__TRAVAIL DEMANDÉ__
(A) Réécrivez le passage du texte sur la mer Noire en commençant par « Deux pôles majeurs » et en allant jusqu'à « l’embellie était précaire. », avec « éclaircie » à la place de « embellie ».
(B) Transformez en tableau Markdown les lignes des enregistrements, depuis leur début jusqu'à la ligne contenant « x-tick-label: 0.3 — [267, 847, 291, 863] » incluse, sans les lignes vides. Utilisez une colonne Numéro pour le numéro de rang et une colonne Ligne pour la ligne elle-même.

__TEXTE PRÉSENTÉ__
^^^^^^^^
En outre, la rhétorique des Etats du littoral pontique les a conduit à imiter l’Union européenne. Et si le processus de coopération et d’intégration régionale, constamment comparé à celui de l’Europe, n’a pas encore les mêmes vertus, il semble malgré tout en avoir déjà les défauts.

Une chose est sûre : la mer Noire ne dispose pas des ressources et des moyens de financement nécessaires à son décollage. Mais, il n’existe pas non plus de mécanismes financiers qui, à l’instar de ceux de l’Union européenne, permettraient le transfert de richesses vers les zones du littoral. On peut d’ailleurs s’interroger sur la disposition des Etats riverains à engager un effort particulier et prioritaire pour relever leur propre littoral. L’intégration économique reste, quant à elle, un horizon encore très lointain.

Deux pôles majeurs : la Russie et la Turquie

Loin d’être un handicap, l’inégalité économique manifeste des Etats de la mer Noire devrait constituer un atout. Par leur potentiel économique et leurs ressources énergétiques (russes ici), leurs poids militaire et politique, la Russie et la Turquie représentent les deux « géants » de la zone. Dans les échanges commerciaux régionaux, leur place est essentielle.

Bien que tendues au début des années 1990, les relations russo-turques se sont ensuite améliorées, tous azimuts. Mais, le développement des échanges reste fragile, particulièrement sensible aux crises économiques que la Russie et la Turquie ont traversées, ou traversent encore. Quant au krach financier russe de 1998, il a montré combien l’embellie était précaire.

Le poids longtemps tenu, dans les années 1990, par ce qu’il est d’usage d’appeler le « commerce de valises » est un autre signe de cette fragilité. Russes et autres habitants venus de l’ex-bloc communiste se rendaient alors en nombre à Istanbul ou à Trabzon pour y acheter textile et cuirs, revendus sur place. Une économie de la débrouille qui cachait mal la misère des hommes. Si ce commerce existe toujours, il semblerait aujourd’hui sur le déclin.

Aujourd’hui, la Russie reste un partenaire économique de premier plan. Notamment en matière énergétique, via les ventes de gaz acheminé en Turquie via l’Ukraine et les Balkans, mais aussi désormais directement par un gazoduc sous-marin.
^^^^^^^^
__ENREGISTREMENTS DE DONNÉES__
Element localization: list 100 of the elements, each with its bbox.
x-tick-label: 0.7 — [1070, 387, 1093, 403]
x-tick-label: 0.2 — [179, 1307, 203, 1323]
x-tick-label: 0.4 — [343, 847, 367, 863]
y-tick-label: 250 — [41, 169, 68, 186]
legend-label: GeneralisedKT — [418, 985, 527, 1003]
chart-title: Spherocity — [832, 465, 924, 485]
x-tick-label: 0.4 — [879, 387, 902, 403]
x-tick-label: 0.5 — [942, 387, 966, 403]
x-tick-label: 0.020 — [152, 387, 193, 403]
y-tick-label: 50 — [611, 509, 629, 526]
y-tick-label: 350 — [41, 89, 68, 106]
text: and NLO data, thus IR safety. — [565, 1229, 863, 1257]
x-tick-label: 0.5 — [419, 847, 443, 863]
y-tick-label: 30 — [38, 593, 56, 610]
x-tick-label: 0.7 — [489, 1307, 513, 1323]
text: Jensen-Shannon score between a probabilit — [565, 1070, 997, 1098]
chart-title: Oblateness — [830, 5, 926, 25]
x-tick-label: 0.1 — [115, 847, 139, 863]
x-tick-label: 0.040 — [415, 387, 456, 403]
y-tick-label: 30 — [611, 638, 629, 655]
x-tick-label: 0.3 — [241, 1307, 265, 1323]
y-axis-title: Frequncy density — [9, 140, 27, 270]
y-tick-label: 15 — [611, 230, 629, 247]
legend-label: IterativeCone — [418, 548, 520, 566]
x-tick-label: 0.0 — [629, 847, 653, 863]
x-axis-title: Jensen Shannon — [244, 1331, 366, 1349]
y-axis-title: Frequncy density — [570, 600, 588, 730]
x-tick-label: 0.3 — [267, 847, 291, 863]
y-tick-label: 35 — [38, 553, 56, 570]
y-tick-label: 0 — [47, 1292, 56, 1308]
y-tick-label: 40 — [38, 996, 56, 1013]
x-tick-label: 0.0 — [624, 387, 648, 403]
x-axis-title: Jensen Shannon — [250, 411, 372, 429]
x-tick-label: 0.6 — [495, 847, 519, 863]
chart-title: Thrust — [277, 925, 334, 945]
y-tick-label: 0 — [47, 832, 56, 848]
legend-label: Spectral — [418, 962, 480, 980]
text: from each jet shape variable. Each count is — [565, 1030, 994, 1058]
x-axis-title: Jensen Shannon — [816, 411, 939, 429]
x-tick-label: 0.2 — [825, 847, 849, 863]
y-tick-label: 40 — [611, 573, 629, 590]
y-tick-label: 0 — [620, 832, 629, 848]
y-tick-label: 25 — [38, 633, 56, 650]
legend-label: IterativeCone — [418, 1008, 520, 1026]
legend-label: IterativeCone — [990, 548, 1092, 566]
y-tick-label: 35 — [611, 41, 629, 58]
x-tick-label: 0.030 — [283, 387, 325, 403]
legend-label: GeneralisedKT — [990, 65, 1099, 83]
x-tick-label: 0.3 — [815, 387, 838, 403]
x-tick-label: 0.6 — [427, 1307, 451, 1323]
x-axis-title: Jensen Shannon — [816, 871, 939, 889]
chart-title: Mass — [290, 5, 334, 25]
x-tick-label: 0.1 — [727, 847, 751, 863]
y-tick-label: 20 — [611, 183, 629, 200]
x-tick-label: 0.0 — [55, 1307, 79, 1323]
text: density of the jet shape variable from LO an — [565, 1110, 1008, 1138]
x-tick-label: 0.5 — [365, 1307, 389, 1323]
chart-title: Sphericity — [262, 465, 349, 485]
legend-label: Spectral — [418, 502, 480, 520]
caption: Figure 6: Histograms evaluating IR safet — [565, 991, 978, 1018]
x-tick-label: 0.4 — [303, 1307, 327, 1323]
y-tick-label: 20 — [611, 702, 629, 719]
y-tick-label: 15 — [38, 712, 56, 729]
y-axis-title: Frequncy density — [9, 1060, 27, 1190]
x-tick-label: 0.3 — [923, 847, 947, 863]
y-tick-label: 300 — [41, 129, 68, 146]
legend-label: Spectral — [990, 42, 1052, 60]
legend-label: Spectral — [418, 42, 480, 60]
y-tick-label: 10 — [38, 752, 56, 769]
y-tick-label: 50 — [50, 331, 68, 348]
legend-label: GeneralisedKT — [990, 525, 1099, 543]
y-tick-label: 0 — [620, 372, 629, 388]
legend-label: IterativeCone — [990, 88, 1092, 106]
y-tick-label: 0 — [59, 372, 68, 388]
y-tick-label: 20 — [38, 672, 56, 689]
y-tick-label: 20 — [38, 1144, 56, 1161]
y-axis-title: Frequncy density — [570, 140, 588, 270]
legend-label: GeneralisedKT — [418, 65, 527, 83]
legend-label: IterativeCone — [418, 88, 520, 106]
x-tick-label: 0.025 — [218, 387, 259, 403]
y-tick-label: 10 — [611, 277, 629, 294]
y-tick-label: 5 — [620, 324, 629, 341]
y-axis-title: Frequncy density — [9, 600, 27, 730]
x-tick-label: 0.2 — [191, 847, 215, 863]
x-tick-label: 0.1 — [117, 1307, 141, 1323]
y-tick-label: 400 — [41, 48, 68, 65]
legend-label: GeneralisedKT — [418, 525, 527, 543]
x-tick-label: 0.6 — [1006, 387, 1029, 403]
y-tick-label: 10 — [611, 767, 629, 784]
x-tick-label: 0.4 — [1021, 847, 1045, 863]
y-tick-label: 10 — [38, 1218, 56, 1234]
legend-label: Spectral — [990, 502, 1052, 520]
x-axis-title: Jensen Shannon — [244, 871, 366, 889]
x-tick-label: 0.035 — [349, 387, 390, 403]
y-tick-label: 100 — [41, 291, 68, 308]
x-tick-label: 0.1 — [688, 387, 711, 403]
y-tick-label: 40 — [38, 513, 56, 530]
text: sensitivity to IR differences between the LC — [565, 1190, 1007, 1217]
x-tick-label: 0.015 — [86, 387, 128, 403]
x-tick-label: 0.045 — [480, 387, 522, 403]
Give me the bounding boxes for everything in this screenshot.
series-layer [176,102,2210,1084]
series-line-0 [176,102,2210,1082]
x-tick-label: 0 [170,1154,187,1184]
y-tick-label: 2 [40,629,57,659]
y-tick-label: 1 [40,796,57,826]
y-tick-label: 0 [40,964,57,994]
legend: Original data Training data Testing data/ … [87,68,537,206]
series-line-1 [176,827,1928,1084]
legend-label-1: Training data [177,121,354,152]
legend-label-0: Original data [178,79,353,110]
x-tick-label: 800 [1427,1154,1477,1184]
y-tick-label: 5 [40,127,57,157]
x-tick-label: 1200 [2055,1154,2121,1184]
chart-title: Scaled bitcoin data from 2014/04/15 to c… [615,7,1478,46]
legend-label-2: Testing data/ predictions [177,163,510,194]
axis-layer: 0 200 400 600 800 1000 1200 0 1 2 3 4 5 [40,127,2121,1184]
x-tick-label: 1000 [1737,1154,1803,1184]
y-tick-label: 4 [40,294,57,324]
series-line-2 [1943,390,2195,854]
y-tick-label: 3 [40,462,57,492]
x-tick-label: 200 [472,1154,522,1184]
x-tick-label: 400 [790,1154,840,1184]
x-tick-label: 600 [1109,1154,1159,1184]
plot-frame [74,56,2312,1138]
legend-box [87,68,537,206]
^^^^^^^^
__RÉSULTATS FINAUX__
(A)
Deux pôles majeurs : la Russie et la Turquie

Loin d’être un handicap, l’inégalité économique manifeste des Etats de la mer Noire devrait constituer un atout. Par leur potentiel économique et leurs ressources énergétiques (russes ici), leurs poids militaire et politique, la Russie et la Turquie représentent les deux « géants » de la zone. Dans les échanges commerciaux régionaux, leur place est essentielle.

Bien que tendues au début des années 1990, les relations russo-turques se sont ensuite améliorées, tous azimuts. Mais, le développement des échanges reste fragile, particulièrement sensible aux crises économiques que la Russie et la Turquie ont traversées, ou traversent encore. Quant au krach financier russe de 1998, il a montré combien l’éclaircie était précaire.

(B)
| Numéro | Ligne |
|---|---|
| 1 | Element localization: list 100 of the elements, each with its bbox. |
| 2 | x-tick-label: 0.7 — [1070, 387, 1093, 403] |
| 3 | x-tick-label: 0.2 — [179, 1307, 203, 1323] |
| 4 | x-tick-label: 0.4 — [343, 847, 367, 863] |
| 5 | y-tick-label: 250 — [41, 169, 68, 186] |
| 6 | legend-label: GeneralisedKT — [418, 985, 527, 1003] |
| 7 | chart-title: Spherocity — [832, 465, 924, 485] |
| 8 | x-tick-label: 0.4 — [879, 387, 902, 403] |
| 9 | x-tick-label: 0.5 — [942, 387, 966, 403] |
| 10 | x-tick-label: 0.020 — [152, 387, 193, 403] |
| 11 | y-tick-label: 50 — [611, 509, 629, 526] |
| 12 | y-tick-label: 350 — [41, 89, 68, 106] |
| 13 | text: and NLO data, thus IR safety. — [565, 1229, 863, 1257] |
| 14 | x-tick-label: 0.5 — [419, 847, 443, 863] |
| 15 | y-tick-label: 30 — [38, 593, 56, 610] |
| 16 | x-tick-label: 0.7 — [489, 1307, 513, 1323] |
| 17 | text: Jensen-Shannon score between a probabilit — [565, 1070, 997, 1098] |
| 18 | chart-title: Oblateness — [830, 5, 926, 25] |
| 19 | x-tick-label: 0.1 — [115, 847, 139, 863] |
| 20 | x-tick-label: 0.040 — [415, 387, 456, 403] |
| 21 | y-tick-label: 30 — [611, 638, 629, 655] |
| 22 | x-tick-label: 0.3 — [241, 1307, 265, 1323] |
| 23 | y-axis-title: Frequncy density — [9, 140, 27, 270] |
| 24 | y-tick-label: 15 — [611, 230, 629, 247] |
| 25 | legend-label: IterativeCone — [418, 548, 520, 566] |
| 26 | x-tick-label: 0.0 — [629, 847, 653, 863] |
| 27 | x-axis-title: Jensen Shannon — [244, 1331, 366, 1349] |
| 28 | y-axis-title: Frequncy density — [570, 600, 588, 730] |
| 29 | x-tick-label: 0.3 — [267, 847, 291, 863] |